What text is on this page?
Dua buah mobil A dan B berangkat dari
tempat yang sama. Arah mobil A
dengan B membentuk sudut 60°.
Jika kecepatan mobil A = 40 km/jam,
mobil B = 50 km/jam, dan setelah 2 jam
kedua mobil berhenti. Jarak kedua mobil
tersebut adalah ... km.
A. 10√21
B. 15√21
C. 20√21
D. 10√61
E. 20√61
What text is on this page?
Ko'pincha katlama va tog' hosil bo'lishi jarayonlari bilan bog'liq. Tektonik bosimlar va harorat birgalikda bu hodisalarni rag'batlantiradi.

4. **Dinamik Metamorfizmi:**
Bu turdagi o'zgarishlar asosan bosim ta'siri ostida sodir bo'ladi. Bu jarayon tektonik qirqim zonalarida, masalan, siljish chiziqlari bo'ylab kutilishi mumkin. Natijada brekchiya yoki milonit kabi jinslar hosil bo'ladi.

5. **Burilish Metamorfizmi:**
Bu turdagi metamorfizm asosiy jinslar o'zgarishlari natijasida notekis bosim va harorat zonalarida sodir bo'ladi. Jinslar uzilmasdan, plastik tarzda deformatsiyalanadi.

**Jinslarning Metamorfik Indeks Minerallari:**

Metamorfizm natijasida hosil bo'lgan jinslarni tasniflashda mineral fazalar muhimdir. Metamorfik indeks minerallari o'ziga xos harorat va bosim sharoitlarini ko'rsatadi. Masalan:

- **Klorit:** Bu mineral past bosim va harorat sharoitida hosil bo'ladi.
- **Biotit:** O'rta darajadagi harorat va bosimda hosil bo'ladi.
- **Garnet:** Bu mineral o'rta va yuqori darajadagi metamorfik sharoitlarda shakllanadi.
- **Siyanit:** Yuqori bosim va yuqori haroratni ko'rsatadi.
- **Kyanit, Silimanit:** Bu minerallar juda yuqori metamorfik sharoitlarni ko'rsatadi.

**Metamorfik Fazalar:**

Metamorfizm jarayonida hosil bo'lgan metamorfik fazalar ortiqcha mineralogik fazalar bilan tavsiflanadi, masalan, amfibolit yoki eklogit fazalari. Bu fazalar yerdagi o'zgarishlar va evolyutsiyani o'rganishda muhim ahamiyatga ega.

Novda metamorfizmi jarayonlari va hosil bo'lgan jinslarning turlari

_ _ _ _ _

WHAT THE TASK REQUIRES:
Repeat the records above exactly, from the first line to the last.

OUTPUT BELOW:
What text is on this page?
Dua buah mobil A dan B berangkat dari
tempat yang sama. Arah mobil A
dengan B membentuk sudut 60°.
Jika kecepatan mobil A = 40 km/jam,
mobil B = 50 km/jam, dan setelah 2 jam
kedua mobil berhenti. Jarak kedua mobil
tersebut adalah ... km.
A. 10√21
B. 15√21
C. 20√21
D. 10√61
E. 20√61
What text is on this page?
Ko'pincha katlama va tog' hosil bo'lishi jarayonlari bilan bog'liq. Tektonik bosimlar va harorat birgalikda bu hodisalarni rag'batlantiradi.

4. **Dinamik Metamorfizmi:**
Bu turdagi o'zgarishlar asosan bosim ta'siri ostida sodir bo'ladi. Bu jarayon tektonik qirqim zonalarida, masalan, siljish chiziqlari bo'ylab kutilishi mumkin. Natijada brekchiya yoki milonit kabi jinslar hosil bo'ladi.

5. **Burilish Metamorfizmi:**
Bu turdagi metamorfizm asosiy jinslar o'zgarishlari natijasida notekis bosim va harorat zonalarida sodir bo'ladi. Jinslar uzilmasdan, plastik tarzda deformatsiyalanadi.

**Jinslarning Metamorfik Indeks Minerallari:**

Metamorfizm natijasida hosil bo'lgan jinslarni tasniflashda mineral fazalar muhimdir. Metamorfik indeks minerallari o'ziga xos harorat va bosim sharoitlarini ko'rsatadi. Masalan:

- **Klorit:** Bu mineral past bosim va harorat sharoitida hosil bo'ladi.
- **Biotit:** O'rta darajadagi harorat va bosimda hosil bo'ladi.
- **Garnet:** Bu mineral o'rta va yuqori darajadagi metamorfik sharoitlarda shakllanadi.
- **Siyanit:** Yuqori bosim va yuqori haroratni ko'rsatadi.
- **Kyanit, Silimanit:** Bu minerallar juda yuqori metamorfik sharoitlarni ko'rsatadi.

**Metamorfik Fazalar:**

Metamorfizm jarayonida hosil bo'lgan metamorfik fazalar ortiqcha mineralogik fazalar bilan tavsiflanadi, masalan, amfibolit yoki eklogit fazalari. Bu fazalar yerdagi o'zgarishlar va evolyutsiyani o'rganishda muhim ahamiyatga ega.

Novda metamorfizmi jarayonlari va hosil bo'lgan jinslarning turlari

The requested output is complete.